=== Given task ===
Quote the records beneath, complete and exact. Leave out images.

=== Recorded information ===
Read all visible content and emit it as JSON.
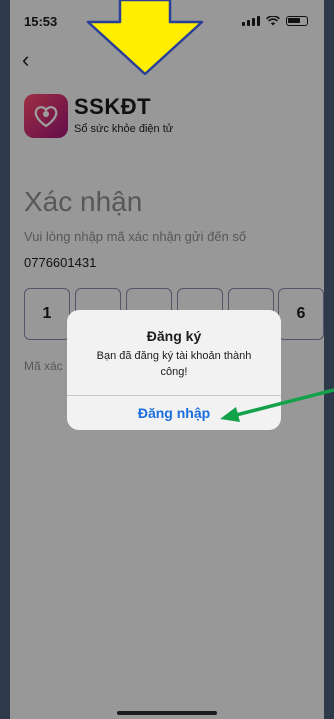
{
  "status_bar": {
    "time": "15:53"
  },
  "app": {
    "name": "SSKĐT",
    "subtitle": "Sổ sức khỏe điện tử"
  },
  "page": {
    "title": "Xác nhận",
    "instruction": "Vui lòng nhập mã xác nhận gửi đến số",
    "phone_number": "0776601431",
    "code_digits": [
      "1",
      "",
      "",
      "",
      "",
      "6"
    ],
    "hint_prefix": "Mã xác"
  },
  "alert": {
    "title": "Đăng ký",
    "message": "Bạn đã đăng ký tài khoản thành công!",
    "button_label": "Đăng nhập"
  },
  "colors": {
    "accent": "#1a6fe0",
    "annotation_arrow_down": "#ffee00",
    "annotation_arrow_side": "#13a14a"
  }
}
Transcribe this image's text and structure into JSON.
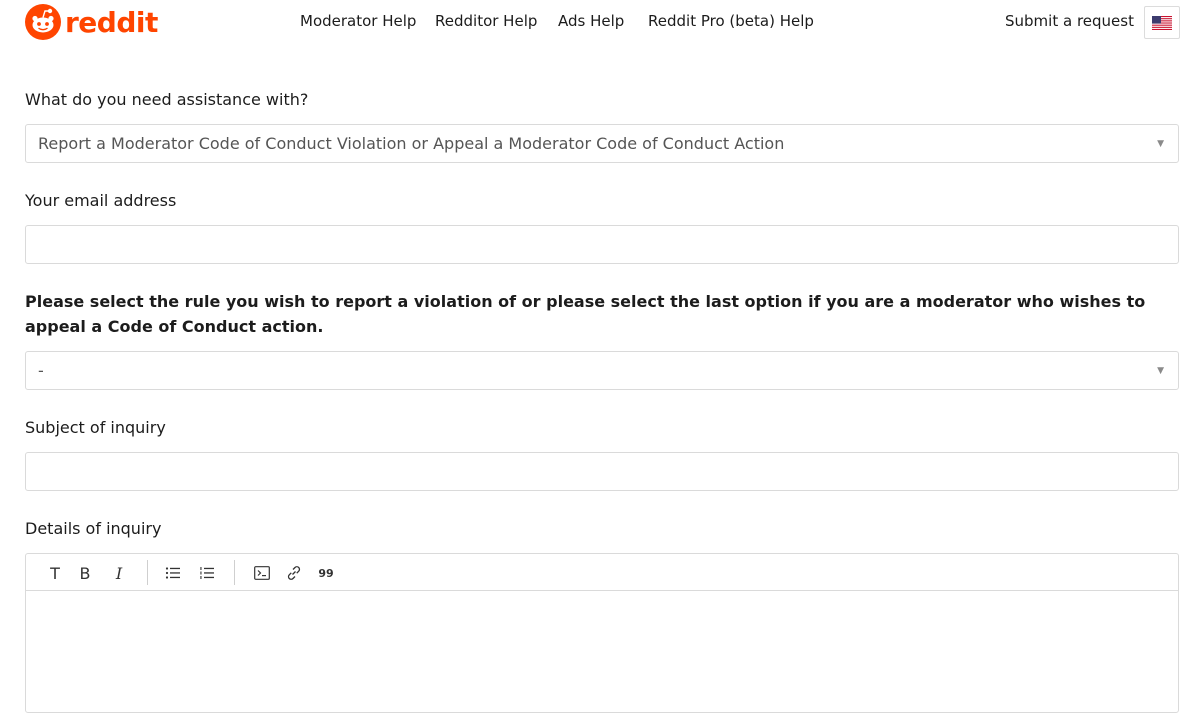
{
  "header": {
    "logo_text": "reddit",
    "nav": [
      "Moderator Help",
      "Redditor Help",
      "Ads Help",
      "Reddit Pro (beta) Help"
    ],
    "submit_request": "Submit a request",
    "language_icon": "us-flag-icon"
  },
  "form": {
    "assistance_label": "What do you need assistance with?",
    "assistance_value": "Report a Moderator Code of Conduct Violation or Appeal a Moderator Code of Conduct Action",
    "email_label": "Your email address",
    "email_value": "",
    "rule_label": "Please select the rule you wish to report a violation of or please select the last option if you are a moderator who wishes to appeal a Code of Conduct action.",
    "rule_value": "-",
    "subject_label": "Subject of inquiry",
    "subject_value": "",
    "details_label": "Details of inquiry",
    "toolbar": {
      "text_glyph": "T",
      "bold_glyph": "B",
      "italic_glyph": "I",
      "quote_glyph": "99"
    }
  },
  "colors": {
    "brand": "#ff4500",
    "border": "#dadada"
  }
}
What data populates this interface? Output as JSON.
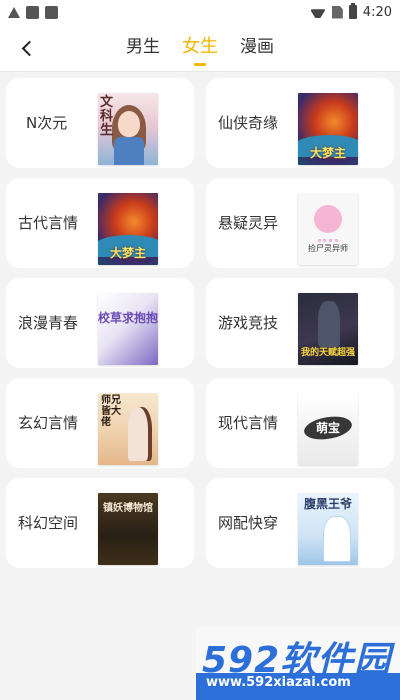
{
  "status_bar": {
    "time": "4:20",
    "icons": [
      "warning-icon",
      "app-square-icon",
      "app-square-icon",
      "wifi-icon",
      "no-sim-icon",
      "battery-icon"
    ]
  },
  "header": {
    "back_icon": "chevron-left-icon",
    "tabs": [
      {
        "label": "男生",
        "active": false
      },
      {
        "label": "女生",
        "active": true
      },
      {
        "label": "漫画",
        "active": false
      }
    ],
    "accent_color": "#f2b600"
  },
  "categories": [
    {
      "label": "N次元",
      "cover_text": "文科生"
    },
    {
      "label": "仙侠奇缘",
      "cover_text": "大梦主"
    },
    {
      "label": "古代言情",
      "cover_text": "大梦主"
    },
    {
      "label": "悬疑灵异",
      "cover_text": "捡尸灵异师"
    },
    {
      "label": "浪漫青春",
      "cover_text": "校草求抱抱"
    },
    {
      "label": "游戏竞技",
      "cover_text": "我的天赋超强"
    },
    {
      "label": "玄幻言情",
      "cover_text": "师兄皆大佬"
    },
    {
      "label": "现代言情",
      "cover_text": "萌宝"
    },
    {
      "label": "科幻空间",
      "cover_text": "镇妖博物馆"
    },
    {
      "label": "网配快穿",
      "cover_text": "腹黑王爷"
    }
  ],
  "watermark": {
    "text": "592软件园",
    "url": "www.592xiazai.com"
  }
}
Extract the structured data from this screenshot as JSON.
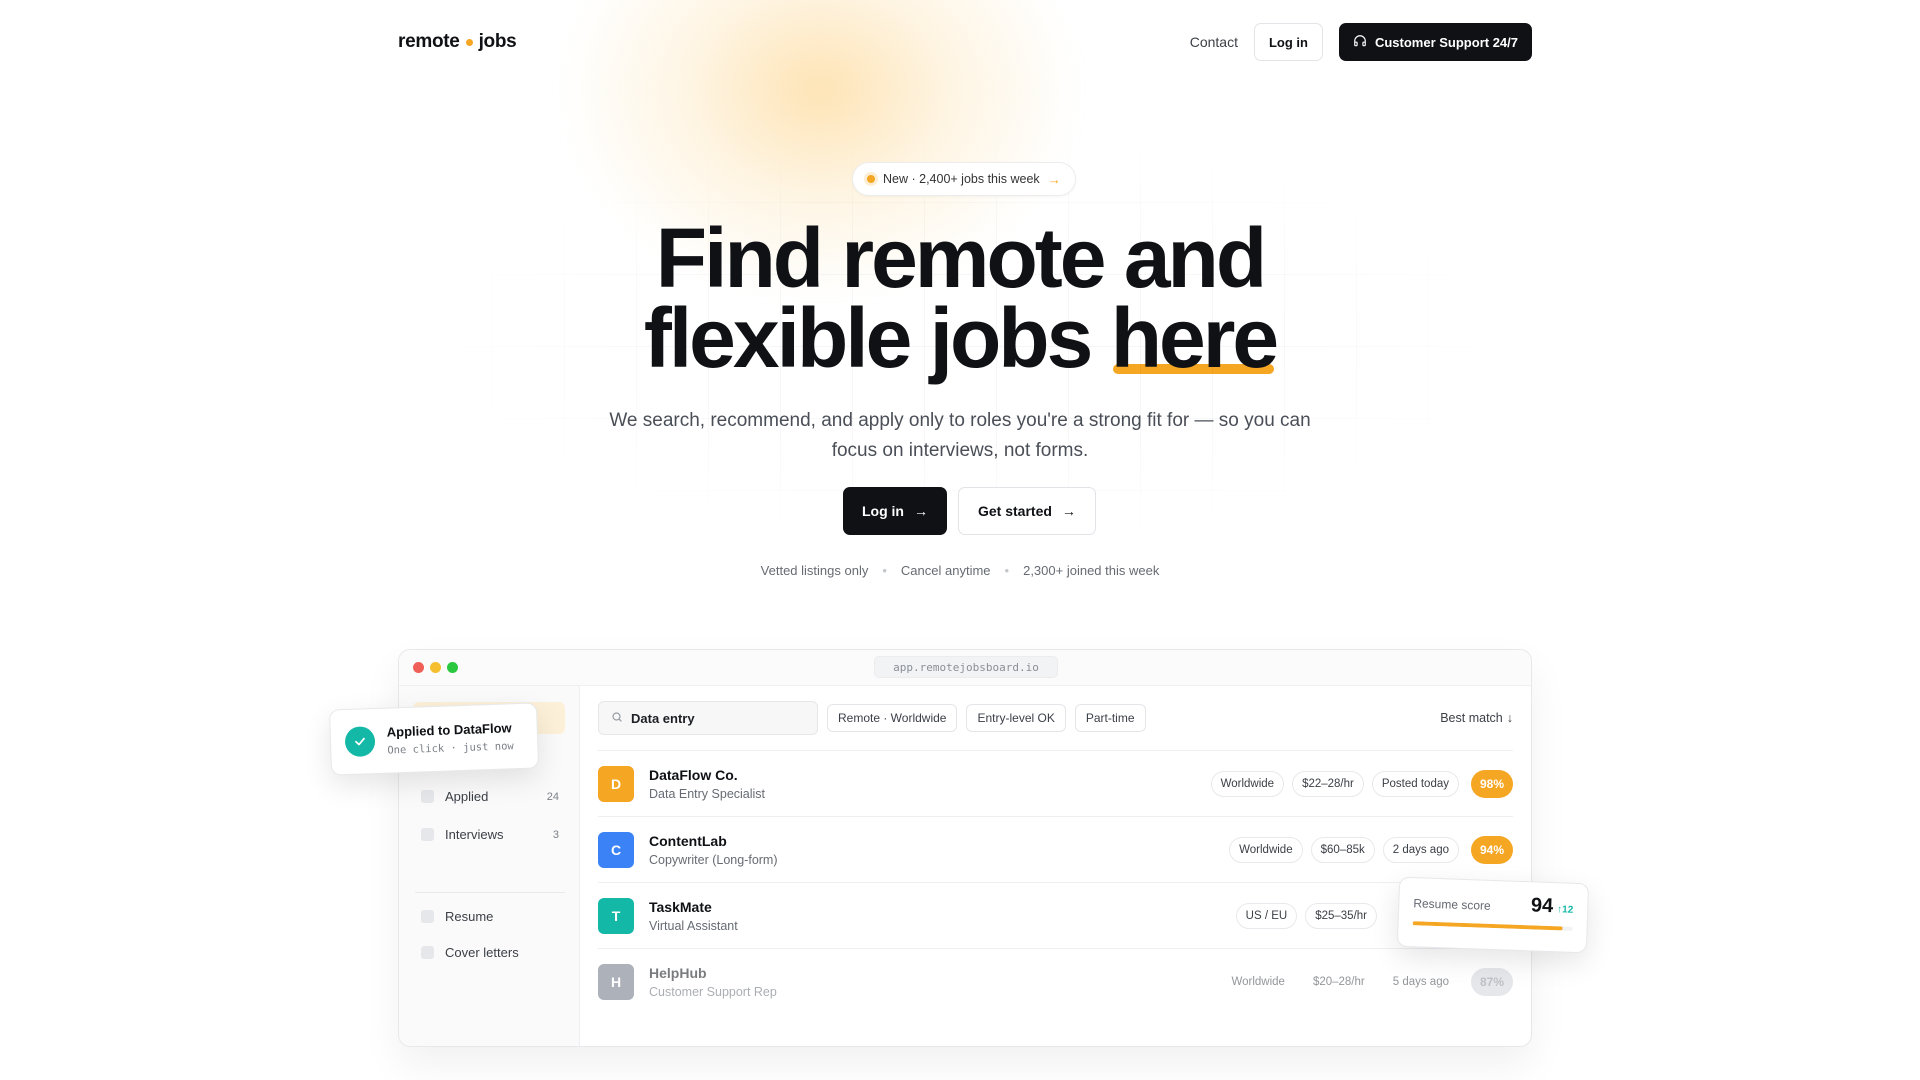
{
  "brand": {
    "name_left": "remote",
    "name_right": "jobs",
    "accent": "#f5a623"
  },
  "nav": {
    "contact": "Contact",
    "login": "Log in",
    "support": "Customer Support 24/7",
    "support_icon": "headset-icon"
  },
  "hero": {
    "badge": "New · 2,400+ jobs this week",
    "headline_line1": "Find remote and",
    "headline_line2_start": "flexible jobs",
    "headline_highlight": "here",
    "subtitle": "We search, recommend, and apply only to roles you're a strong fit for — so you can focus on interviews, not forms.",
    "cta_primary": "Log in",
    "cta_secondary": "Get started",
    "trust": [
      "Vetted listings only",
      "Cancel anytime",
      "2,300+ joined this week"
    ]
  },
  "app": {
    "url": "app.remotejobsboard.io",
    "sidebar": {
      "items": [
        {
          "label": "Applied",
          "count": "24"
        },
        {
          "label": "Interviews",
          "count": "3"
        }
      ],
      "secondary": [
        {
          "label": "Resume"
        },
        {
          "label": "Cover letters"
        }
      ]
    },
    "search_value": "Data entry",
    "filters": [
      "Remote · Worldwide",
      "Entry-level OK",
      "Part-time"
    ],
    "sort_label": "Best match",
    "jobs": [
      {
        "initial": "D",
        "company": "DataFlow Co.",
        "role": "Data Entry Specialist",
        "location": "Worldwide",
        "pay": "$22–28/hr",
        "posted": "Posted today",
        "match": "98%",
        "avatar_color": "#f5a623",
        "match_color": "#f5a623"
      },
      {
        "initial": "C",
        "company": "ContentLab",
        "role": "Copywriter (Long-form)",
        "location": "Worldwide",
        "pay": "$60–85k",
        "posted": "2 days ago",
        "match": "94%",
        "avatar_color": "#3b82f6",
        "match_color": "#f5a623"
      },
      {
        "initial": "T",
        "company": "TaskMate",
        "role": "Virtual Assistant",
        "location": "US / EU",
        "pay": "$25–35/hr",
        "posted": "",
        "match": "",
        "avatar_color": "#14b8a6",
        "match_color": "#f5a623"
      },
      {
        "initial": "H",
        "company": "HelpHub",
        "role": "Customer Support Rep",
        "location": "Worldwide",
        "pay": "$20–28/hr",
        "posted": "5 days ago",
        "match": "87%",
        "avatar_color": "#6b7280",
        "match_color": "#d1d5db"
      }
    ]
  },
  "toast": {
    "title": "Applied to DataFlow",
    "subtitle": "One click · just now"
  },
  "resume_card": {
    "label": "Resume score",
    "score": "94",
    "delta": "↑12",
    "progress": 0.94
  }
}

=== Output of the exercise ===
Read all visible content and emit it as JSON.
{
  "status_bar": {
    "time": "15:53"
  },
  "app": {
    "name": "SSKĐT",
    "subtitle": "Sổ sức khỏe điện tử"
  },
  "page": {
    "title": "Xác nhận",
    "instruction": "Vui lòng nhập mã xác nhận gửi đến số",
    "phone_number": "0776601431",
    "code_digits": [
      "1",
      "",
      "",
      "",
      "",
      "6"
    ],
    "hint_prefix": "Mã xác"
  },
  "alert": {
    "title": "Đăng ký",
    "message": "Bạn đã đăng ký tài khoản thành công!",
    "button_label": "Đăng nhập"
  },
  "colors": {
    "accent": "#1a6fe0",
    "annotation_arrow_down": "#ffee00",
    "annotation_arrow_side": "#13a14a"
  }
}
Transcribe this image's text and structure into JSON.
{
  "header": {
    "logo_text": "reddit",
    "nav": [
      "Moderator Help",
      "Redditor Help",
      "Ads Help",
      "Reddit Pro (beta) Help"
    ],
    "submit_request": "Submit a request",
    "language_icon": "us-flag-icon"
  },
  "form": {
    "assistance_label": "What do you need assistance with?",
    "assistance_value": "Report a Moderator Code of Conduct Violation or Appeal a Moderator Code of Conduct Action",
    "email_label": "Your email address",
    "email_value": "",
    "rule_label": "Please select the rule you wish to report a violation of or please select the last option if you are a moderator who wishes to appeal a Code of Conduct action.",
    "rule_value": "-",
    "subject_label": "Subject of inquiry",
    "subject_value": "",
    "details_label": "Details of inquiry",
    "toolbar": {
      "text_glyph": "T",
      "bold_glyph": "B",
      "italic_glyph": "I",
      "quote_glyph": "99"
    }
  },
  "colors": {
    "brand": "#ff4500",
    "border": "#dadada"
  }
}
What data populates this interface? Output as JSON.
{
  "status_bar": {
    "time": "4:20",
    "icons": [
      "warning-icon",
      "app-square-icon",
      "app-square-icon",
      "wifi-icon",
      "no-sim-icon",
      "battery-icon"
    ]
  },
  "header": {
    "back_icon": "chevron-left-icon",
    "tabs": [
      {
        "label": "男生",
        "active": false
      },
      {
        "label": "女生",
        "active": true
      },
      {
        "label": "漫画",
        "active": false
      }
    ],
    "accent_color": "#f2b600"
  },
  "categories": [
    {
      "label": "N次元",
      "cover_text": "文科生"
    },
    {
      "label": "仙侠奇缘",
      "cover_text": "大梦主"
    },
    {
      "label": "古代言情",
      "cover_text": "大梦主"
    },
    {
      "label": "悬疑灵异",
      "cover_text": "捡尸灵异师"
    },
    {
      "label": "浪漫青春",
      "cover_text": "校草求抱抱"
    },
    {
      "label": "游戏竞技",
      "cover_text": "我的天赋超强"
    },
    {
      "label": "玄幻言情",
      "cover_text": "师兄皆大佬"
    },
    {
      "label": "现代言情",
      "cover_text": "萌宝"
    },
    {
      "label": "科幻空间",
      "cover_text": "镇妖博物馆"
    },
    {
      "label": "网配快穿",
      "cover_text": "腹黑王爷"
    }
  ],
  "watermark": {
    "text": "592软件园",
    "url": "www.592xiazai.com"
  }
}
Extract the structured data from this screenshot as JSON.
{
  "brand": {
    "name_left": "remote",
    "name_right": "jobs",
    "accent": "#f5a623"
  },
  "nav": {
    "contact": "Contact",
    "login": "Log in",
    "support": "Customer Support 24/7",
    "support_icon": "headset-icon"
  },
  "hero": {
    "badge": "New · 2,400+ jobs this week",
    "headline_line1": "Find remote and",
    "headline_line2_start": "flexible jobs",
    "headline_highlight": "here",
    "subtitle": "We search, recommend, and apply only to roles you're a strong fit for — so you can focus on interviews, not forms.",
    "cta_primary": "Log in",
    "cta_secondary": "Get started",
    "trust": [
      "Vetted listings only",
      "Cancel anytime",
      "2,300+ joined this week"
    ]
  },
  "app": {
    "url": "app.remotejobsboard.io",
    "sidebar": {
      "items": [
        {
          "label": "Applied",
          "count": "24"
        },
        {
          "label": "Interviews",
          "count": "3"
        }
      ],
      "secondary": [
        {
          "label": "Resume"
        },
        {
          "label": "Cover letters"
        }
      ]
    },
    "search_value": "Data entry",
    "filters": [
      "Remote · Worldwide",
      "Entry-level OK",
      "Part-time"
    ],
    "sort_label": "Best match",
    "jobs": [
      {
        "initial": "D",
        "company": "DataFlow Co.",
        "role": "Data Entry Specialist",
        "location": "Worldwide",
        "pay": "$22–28/hr",
        "posted": "Posted today",
        "match": "98%",
        "avatar_color": "#f5a623",
        "match_color": "#f5a623"
      },
      {
        "initial": "C",
        "company": "ContentLab",
        "role": "Copywriter (Long-form)",
        "location": "Worldwide",
        "pay": "$60–85k",
        "posted": "2 days ago",
        "match": "94%",
        "avatar_color": "#3b82f6",
        "match_color": "#f5a623"
      },
      {
        "initial": "T",
        "company": "TaskMate",
        "role": "Virtual Assistant",
        "location": "US / EU",
        "pay": "$25–35/hr",
        "posted": "",
        "match": "",
        "avatar_color": "#14b8a6",
        "match_color": "#f5a623"
      },
      {
        "initial": "H",
        "company": "HelpHub",
        "role": "Customer Support Rep",
        "location": "Worldwide",
        "pay": "$20–28/hr",
        "posted": "5 days ago",
        "match": "87%",
        "avatar_color": "#6b7280",
        "match_color": "#d1d5db"
      }
    ]
  },
  "toast": {
    "title": "Applied to DataFlow",
    "subtitle": "One click · just now"
  },
  "resume_card": {
    "label": "Resume score",
    "score": "94",
    "delta": "↑12",
    "progress": 0.94
  }
}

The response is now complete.